[Figure record listings]
* * *

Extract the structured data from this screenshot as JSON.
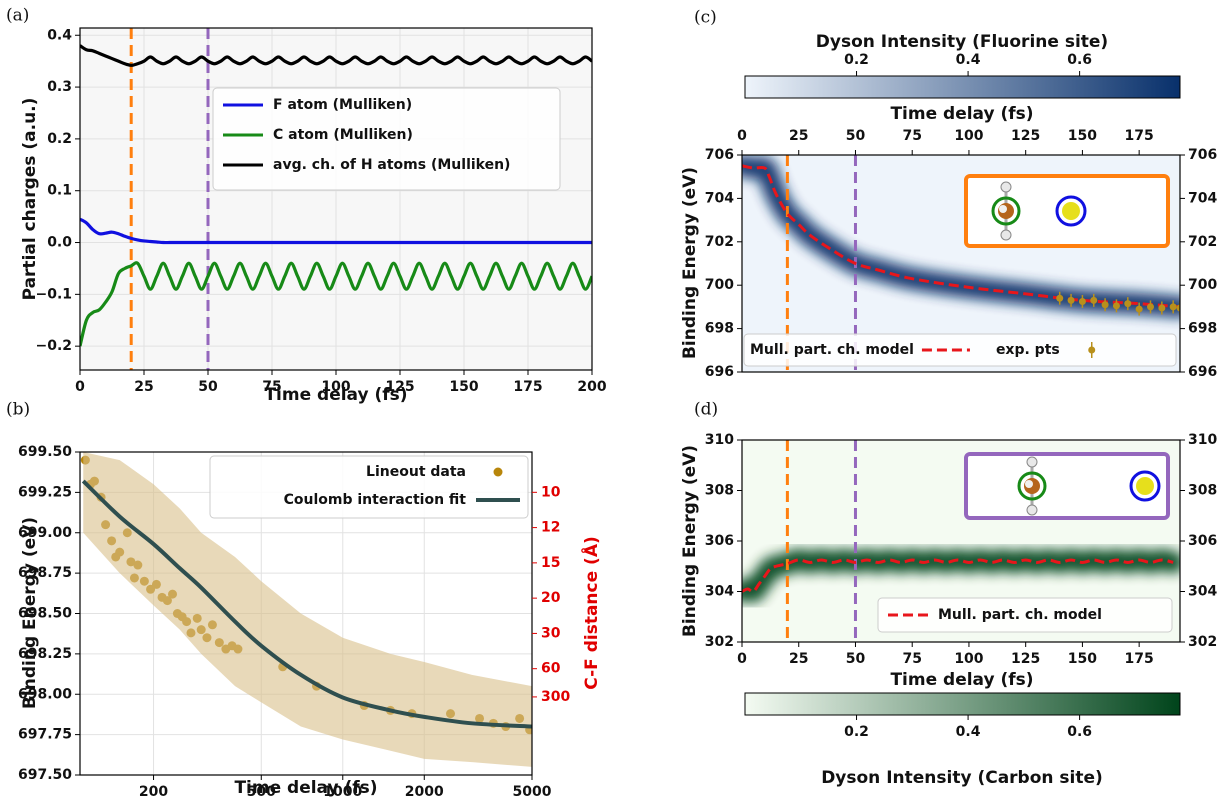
{
  "chart_data": [
    {
      "type": "line",
      "panel_label": "(a)",
      "xlabel": "Time delay (fs)",
      "ylabel": "Partial charges (a.u.)",
      "x": [
        0,
        2.5,
        5,
        7.5,
        10,
        12.5,
        15,
        17.5,
        20,
        22.5,
        25,
        27.5,
        30,
        32.5,
        35,
        37.5,
        40,
        42.5,
        45,
        47.5,
        50,
        52.5,
        55,
        57.5,
        60,
        62.5,
        65,
        67.5,
        70,
        72.5,
        75,
        77.5,
        80,
        82.5,
        85,
        87.5,
        90,
        92.5,
        95,
        97.5,
        100,
        102.5,
        105,
        107.5,
        110,
        112.5,
        115,
        117.5,
        120,
        122.5,
        125,
        127.5,
        130,
        132.5,
        135,
        137.5,
        140,
        142.5,
        145,
        147.5,
        150,
        152.5,
        155,
        157.5,
        160,
        162.5,
        165,
        167.5,
        170,
        172.5,
        175,
        177.5,
        180,
        182.5,
        185,
        187.5,
        190,
        192.5,
        195,
        197.5,
        200
      ],
      "xlim": [
        0,
        200
      ],
      "xticks": [
        0,
        25,
        50,
        75,
        100,
        125,
        150,
        175,
        200
      ],
      "ylim": [
        -0.246,
        0.414
      ],
      "yticks": [
        {
          "value": -0.2,
          "label": "−0.2"
        },
        {
          "value": -0.1,
          "label": "−0.1"
        },
        {
          "value": 0,
          "label": "0.0"
        },
        0.1,
        0.2,
        0.3,
        0.4
      ],
      "grid": true,
      "background": "#f7f7f7",
      "legend": "upper right",
      "vlines": [
        {
          "x": 20,
          "color": "#ff7f0e"
        },
        {
          "x": 50,
          "color": "#9467bd"
        }
      ],
      "series": [
        {
          "name": "F atom (Mulliken)",
          "color": "#1010e0",
          "values": [
            0.045,
            0.038,
            0.025,
            0.017,
            0.018,
            0.02,
            0.017,
            0.012,
            0.008,
            0.005,
            0.003,
            0.002,
            0.001,
            0,
            0,
            0,
            0,
            0,
            0,
            0,
            0,
            0,
            0,
            0,
            0,
            0,
            0,
            0,
            0,
            0,
            0,
            0,
            0,
            0,
            0,
            0,
            0,
            0,
            0,
            0,
            0,
            0,
            0,
            0,
            0,
            0,
            0,
            0,
            0,
            0,
            0,
            0,
            0,
            0,
            0,
            0,
            0,
            0,
            0,
            0,
            0,
            0,
            0,
            0,
            0,
            0,
            0,
            0,
            0,
            0,
            0,
            0,
            0,
            0,
            0,
            0,
            0,
            0,
            0,
            0,
            0
          ]
        },
        {
          "name": "C atom (Mulliken)",
          "color": "#178a17",
          "values": [
            -0.2,
            -0.15,
            -0.135,
            -0.13,
            -0.115,
            -0.095,
            -0.06,
            -0.05,
            -0.045,
            -0.04,
            -0.065,
            -0.09,
            -0.065,
            -0.04,
            -0.065,
            -0.09,
            -0.065,
            -0.04,
            -0.065,
            -0.09,
            -0.065,
            -0.04,
            -0.065,
            -0.09,
            -0.065,
            -0.04,
            -0.065,
            -0.09,
            -0.065,
            -0.04,
            -0.065,
            -0.09,
            -0.065,
            -0.04,
            -0.065,
            -0.09,
            -0.065,
            -0.04,
            -0.065,
            -0.09,
            -0.065,
            -0.04,
            -0.065,
            -0.09,
            -0.065,
            -0.04,
            -0.065,
            -0.09,
            -0.065,
            -0.04,
            -0.065,
            -0.09,
            -0.065,
            -0.04,
            -0.065,
            -0.09,
            -0.065,
            -0.04,
            -0.065,
            -0.09,
            -0.065,
            -0.04,
            -0.065,
            -0.09,
            -0.065,
            -0.04,
            -0.065,
            -0.09,
            -0.065,
            -0.04,
            -0.065,
            -0.09,
            -0.065,
            -0.04,
            -0.065,
            -0.09,
            -0.065,
            -0.04,
            -0.065,
            -0.09,
            -0.065
          ]
        },
        {
          "name": "avg. ch. of H atoms (Mulliken)",
          "color": "#000000",
          "values": [
            0.38,
            0.372,
            0.37,
            0.365,
            0.36,
            0.355,
            0.35,
            0.345,
            0.342,
            0.345,
            0.35,
            0.358,
            0.35,
            0.345,
            0.35,
            0.358,
            0.35,
            0.345,
            0.35,
            0.358,
            0.35,
            0.345,
            0.35,
            0.358,
            0.35,
            0.345,
            0.35,
            0.358,
            0.35,
            0.345,
            0.35,
            0.358,
            0.35,
            0.345,
            0.35,
            0.358,
            0.35,
            0.345,
            0.35,
            0.358,
            0.35,
            0.345,
            0.35,
            0.358,
            0.35,
            0.345,
            0.35,
            0.358,
            0.35,
            0.345,
            0.35,
            0.358,
            0.35,
            0.345,
            0.35,
            0.358,
            0.35,
            0.345,
            0.35,
            0.358,
            0.35,
            0.345,
            0.35,
            0.358,
            0.35,
            0.345,
            0.35,
            0.358,
            0.35,
            0.345,
            0.35,
            0.358,
            0.35,
            0.345,
            0.35,
            0.358,
            0.35,
            0.345,
            0.35,
            0.358,
            0.35
          ]
        }
      ]
    },
    {
      "type": "scatter",
      "panel_label": "(b)",
      "xlabel": "Time delay (fs)",
      "ylabel": "Binding Energy (eV)",
      "xscale": "log",
      "xlim": [
        107,
        5000
      ],
      "xticks": [
        200,
        500,
        1000,
        2000,
        5000
      ],
      "ylim": [
        697.5,
        699.5
      ],
      "yticks": [
        {
          "value": 697.5,
          "label": "697.50"
        },
        {
          "value": 697.75,
          "label": "697.75"
        },
        {
          "value": 698,
          "label": "698.00"
        },
        {
          "value": 698.25,
          "label": "698.25"
        },
        {
          "value": 698.5,
          "label": "698.50"
        },
        {
          "value": 698.75,
          "label": "698.75"
        },
        {
          "value": 699,
          "label": "699.00"
        },
        {
          "value": 699.25,
          "label": "699.25"
        },
        {
          "value": 699.5,
          "label": "699.50"
        }
      ],
      "y2label": "C-F distance (Å)",
      "y2color": "#e00000",
      "y2scale": "reciprocal",
      "y2lim": [
        -29.8,
        8.4
      ],
      "y2ticks": [
        10,
        12,
        15,
        20,
        30,
        60,
        300
      ],
      "grid": true,
      "background": "#ffffff",
      "legend": "upper right",
      "band_color": "#d9c08a",
      "series": [
        {
          "name": "Lineout data",
          "color": "#b8860b",
          "x": [
            112,
            117,
            121,
            128,
            133,
            140,
            145,
            150,
            160,
            165,
            170,
            175,
            185,
            195,
            205,
            215,
            225,
            235,
            245,
            255,
            265,
            275,
            290,
            300,
            315,
            330,
            350,
            370,
            390,
            410,
            600,
            800,
            1200,
            1500,
            1800,
            2500,
            3200,
            3600,
            4000,
            4500,
            4900
          ],
          "values": [
            699.45,
            699.3,
            699.32,
            699.22,
            699.05,
            698.95,
            698.85,
            698.88,
            699.0,
            698.82,
            698.72,
            698.8,
            698.7,
            698.65,
            698.68,
            698.6,
            698.58,
            698.62,
            698.5,
            698.48,
            698.45,
            698.38,
            698.47,
            698.4,
            698.35,
            698.43,
            698.32,
            698.28,
            698.3,
            698.28,
            698.17,
            698.05,
            697.93,
            697.9,
            697.88,
            697.88,
            697.85,
            697.82,
            697.8,
            697.85,
            697.78
          ]
        },
        {
          "name": "Coulomb interaction fit",
          "color": "#2f4f4f",
          "x": [
            110,
            150,
            200,
            250,
            300,
            400,
            500,
            700,
            1000,
            1500,
            2000,
            3000,
            5000
          ],
          "values": [
            699.32,
            699.1,
            698.93,
            698.78,
            698.66,
            698.45,
            698.3,
            698.12,
            697.98,
            697.9,
            697.86,
            697.82,
            697.8
          ],
          "lower": [
            699.0,
            698.75,
            698.55,
            698.4,
            698.25,
            698.05,
            697.95,
            697.8,
            697.72,
            697.65,
            697.6,
            697.58,
            697.55
          ],
          "upper": [
            699.5,
            699.45,
            699.3,
            699.15,
            699.0,
            698.85,
            698.7,
            698.5,
            698.35,
            698.25,
            698.2,
            698.12,
            698.05
          ]
        }
      ]
    },
    {
      "type": "heatmap",
      "panel_label": "(c)",
      "colorbar_label": "Dyson Intensity (Fluorine site)",
      "colorbar": "top",
      "clim": [
        0,
        0.78
      ],
      "cticks": [
        0.2,
        0.4,
        0.6
      ],
      "cmap": [
        "#eef4fb",
        "#08306b"
      ],
      "xlabel": "Time delay (fs)",
      "xaxis": "top",
      "xlim": [
        0,
        193
      ],
      "xticks": [
        0,
        25,
        50,
        75,
        100,
        125,
        150,
        175
      ],
      "ylabel": "Binding Energy (eV)",
      "ylim": [
        696,
        706
      ],
      "yticks": [
        696,
        698,
        700,
        702,
        704,
        706
      ],
      "yright": true,
      "legend": "lower left",
      "vlines": [
        {
          "x": 20,
          "color": "#ff7f0e"
        },
        {
          "x": 50,
          "color": "#9467bd"
        }
      ],
      "series": [
        {
          "name": "Mull. part. ch. model",
          "color": "#e8161b",
          "x": [
            0,
            5,
            10,
            12,
            15,
            20,
            25,
            30,
            40,
            50,
            60,
            75,
            100,
            125,
            150,
            175,
            193
          ],
          "values": [
            705.5,
            705.4,
            705.4,
            705.0,
            704.2,
            703.3,
            702.8,
            702.3,
            701.6,
            701.0,
            700.7,
            700.3,
            699.9,
            699.6,
            699.3,
            699.15,
            699.0
          ]
        },
        {
          "name": "exp. pts",
          "color": "#b8901c",
          "x": [
            140,
            145,
            150,
            155,
            160,
            165,
            170,
            175,
            180,
            185,
            190,
            193
          ],
          "values": [
            699.4,
            699.3,
            699.25,
            699.3,
            699.1,
            699.05,
            699.15,
            698.9,
            699.0,
            698.95,
            699.0,
            698.95
          ],
          "errors": [
            0.3,
            0.3,
            0.3,
            0.3,
            0.3,
            0.3,
            0.3,
            0.3,
            0.3,
            0.3,
            0.3,
            0.3
          ]
        }
      ]
    },
    {
      "type": "heatmap",
      "panel_label": "(d)",
      "colorbar_label": "Dyson Intensity (Carbon site)",
      "colorbar": "bottom",
      "clim": [
        0,
        0.78
      ],
      "cticks": [
        0.2,
        0.4,
        0.6
      ],
      "cmap": [
        "#f4fbf2",
        "#00441b"
      ],
      "xlabel": "Time delay (fs)",
      "xaxis": "bottom",
      "xlim": [
        0,
        193
      ],
      "xticks": [
        0,
        25,
        50,
        75,
        100,
        125,
        150,
        175
      ],
      "ylabel": "Binding Energy (eV)",
      "ylim": [
        302,
        310
      ],
      "yticks": [
        302,
        304,
        306,
        308,
        310
      ],
      "yright": true,
      "legend": "lower right",
      "vlines": [
        {
          "x": 20,
          "color": "#ff7f0e"
        },
        {
          "x": 50,
          "color": "#9467bd"
        }
      ],
      "series": [
        {
          "name": "Mull. part. ch. model",
          "color": "#e8161b",
          "x": [
            0,
            2.5,
            5,
            7.5,
            10,
            12.5,
            15,
            17.5,
            20,
            25,
            30,
            35,
            40,
            45,
            50,
            55,
            60,
            65,
            70,
            75,
            80,
            85,
            90,
            95,
            100,
            105,
            110,
            115,
            120,
            125,
            130,
            135,
            140,
            145,
            150,
            155,
            160,
            165,
            170,
            175,
            180,
            185,
            190
          ],
          "values": [
            304.0,
            304.1,
            304.0,
            304.3,
            304.6,
            304.9,
            305.0,
            305.05,
            305.1,
            305.25,
            305.15,
            305.25,
            305.15,
            305.25,
            305.15,
            305.25,
            305.15,
            305.25,
            305.15,
            305.25,
            305.15,
            305.25,
            305.15,
            305.25,
            305.15,
            305.25,
            305.15,
            305.25,
            305.15,
            305.25,
            305.15,
            305.25,
            305.15,
            305.25,
            305.15,
            305.25,
            305.15,
            305.25,
            305.15,
            305.25,
            305.15,
            305.25,
            305.15
          ]
        }
      ]
    }
  ]
}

* * *

● GIVEN INSTRUCTION
Go through the records above and copy every line with the word "site".

● EXERCISE RESPONSE
      "colorbar_label": "Dyson Intensity (Fluorine site)",
      "colorbar_label": "Dyson Intensity (Carbon site)",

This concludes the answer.